Show every line that has the string "JSON" in it.
**** Listed entries
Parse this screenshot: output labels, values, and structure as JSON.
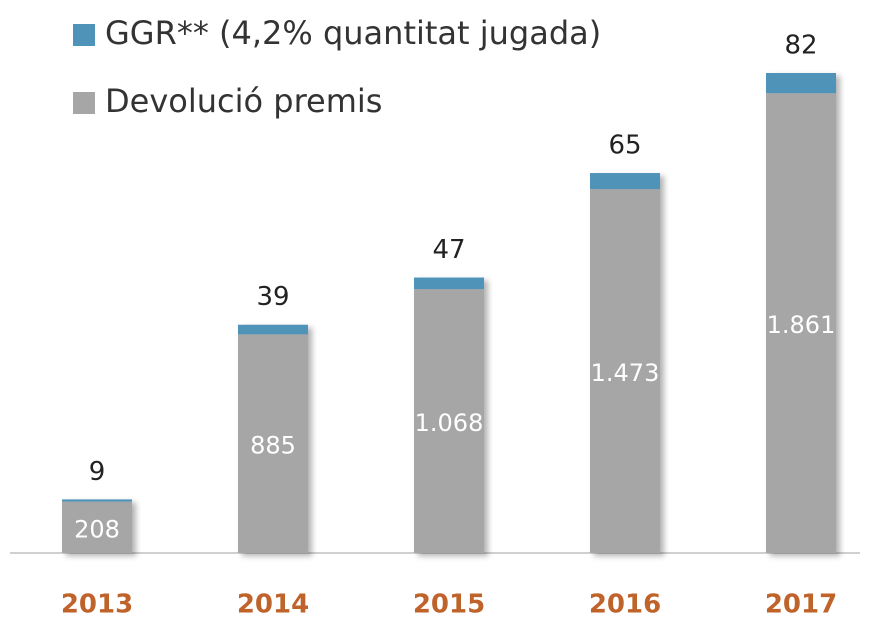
{
  "chart_data": {
    "type": "stacked-bar",
    "categories": [
      "2013",
      "2014",
      "2015",
      "2016",
      "2017"
    ],
    "series": [
      {
        "name": "GGR** (4,2% quantitat jugada)",
        "color": "#4f93b8",
        "values": [
          9,
          39,
          47,
          65,
          82
        ]
      },
      {
        "name": "Devolució premis",
        "color": "#a6a6a6",
        "values": [
          208,
          885,
          1068,
          1473,
          1861
        ],
        "value_labels": [
          "208",
          "885",
          "1.068",
          "1.473",
          "1.861"
        ]
      }
    ],
    "legend": "top-left"
  }
}
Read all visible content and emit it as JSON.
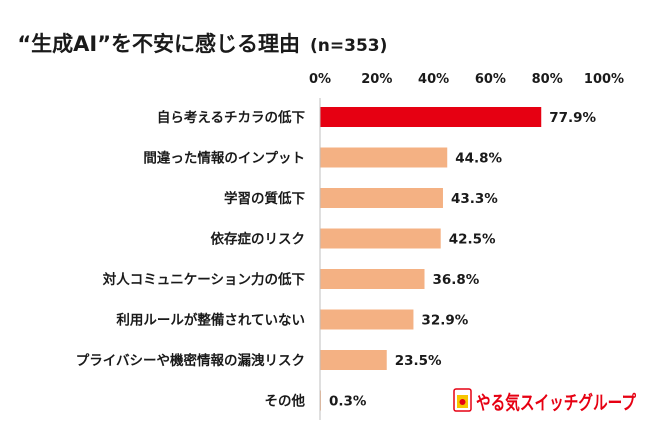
{
  "chart_data": {
    "type": "bar",
    "orientation": "horizontal",
    "title": "“生成AI”を不安に感じる理由",
    "subtitle": "(n=353)",
    "categories": [
      "自ら考えるチカラの低下",
      "間違った情報のインプット",
      "学習の質低下",
      "依存症のリスク",
      "対人コミュニケーション力の低下",
      "利用ルールが整備されていない",
      "プライバシーや機密情報の漏洩リスク",
      "その他"
    ],
    "values": [
      77.9,
      44.8,
      43.3,
      42.5,
      36.8,
      32.9,
      23.5,
      0.3
    ],
    "value_labels": [
      "77.9%",
      "44.8%",
      "43.3%",
      "42.5%",
      "36.8%",
      "32.9%",
      "23.5%",
      "0.3%"
    ],
    "xlim": [
      0,
      100
    ],
    "x_ticks": [
      "0%",
      "20%",
      "40%",
      "60%",
      "80%",
      "100%"
    ],
    "x_tick_values": [
      0,
      20,
      40,
      60,
      80,
      100
    ],
    "grid": false,
    "colors": {
      "highlight": "#e60012",
      "default": "#f4b183",
      "axis": "#bfbfbf"
    }
  },
  "logo": {
    "text": "やる気スイッチグループ",
    "color": "#e60012"
  }
}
********
# [Complete answer]
Parse this screenshot: output labels, values, and structure as JSON.
Read all visible content and emit it as JSON.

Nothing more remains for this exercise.